§ WHAT TO DO
Examine the entries below, count the lines holding the string "General", and respond with the number only.

[Begin DATASET EXCERPTS]

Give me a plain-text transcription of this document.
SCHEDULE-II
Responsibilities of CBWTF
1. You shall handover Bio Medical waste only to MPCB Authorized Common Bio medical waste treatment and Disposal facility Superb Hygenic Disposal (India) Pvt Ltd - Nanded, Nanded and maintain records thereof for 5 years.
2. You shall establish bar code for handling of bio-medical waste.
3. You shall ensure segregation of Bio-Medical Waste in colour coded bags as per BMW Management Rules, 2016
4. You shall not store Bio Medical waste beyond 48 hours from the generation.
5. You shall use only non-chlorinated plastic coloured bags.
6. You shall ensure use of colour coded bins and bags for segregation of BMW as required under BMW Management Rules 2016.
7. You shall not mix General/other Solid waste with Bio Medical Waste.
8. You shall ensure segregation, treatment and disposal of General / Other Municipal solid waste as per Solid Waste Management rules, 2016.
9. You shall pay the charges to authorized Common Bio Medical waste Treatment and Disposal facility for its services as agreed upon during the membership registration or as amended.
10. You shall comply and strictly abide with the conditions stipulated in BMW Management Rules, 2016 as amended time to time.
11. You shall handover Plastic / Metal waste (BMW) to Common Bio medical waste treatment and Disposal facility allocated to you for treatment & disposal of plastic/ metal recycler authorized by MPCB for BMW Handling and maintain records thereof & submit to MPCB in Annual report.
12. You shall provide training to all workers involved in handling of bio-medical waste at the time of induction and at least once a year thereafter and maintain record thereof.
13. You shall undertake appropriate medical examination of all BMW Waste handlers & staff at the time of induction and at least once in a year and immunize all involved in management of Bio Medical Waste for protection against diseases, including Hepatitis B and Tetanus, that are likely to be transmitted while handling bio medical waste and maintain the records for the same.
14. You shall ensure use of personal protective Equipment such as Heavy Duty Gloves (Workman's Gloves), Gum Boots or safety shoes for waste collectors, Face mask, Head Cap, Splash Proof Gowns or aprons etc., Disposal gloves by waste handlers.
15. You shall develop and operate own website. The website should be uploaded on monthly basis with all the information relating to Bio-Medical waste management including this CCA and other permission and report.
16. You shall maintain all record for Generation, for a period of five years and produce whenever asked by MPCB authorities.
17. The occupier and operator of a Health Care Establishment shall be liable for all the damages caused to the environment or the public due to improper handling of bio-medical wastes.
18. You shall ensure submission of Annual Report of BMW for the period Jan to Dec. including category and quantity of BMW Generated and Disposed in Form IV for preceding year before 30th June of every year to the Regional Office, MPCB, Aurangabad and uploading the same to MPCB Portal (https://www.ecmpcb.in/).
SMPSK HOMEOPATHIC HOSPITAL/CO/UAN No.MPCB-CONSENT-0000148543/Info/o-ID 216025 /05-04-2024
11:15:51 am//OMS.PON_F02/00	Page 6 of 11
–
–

[End DATASET EXCERPTS]

§ SOLUTION TO THIS PROBLEM
2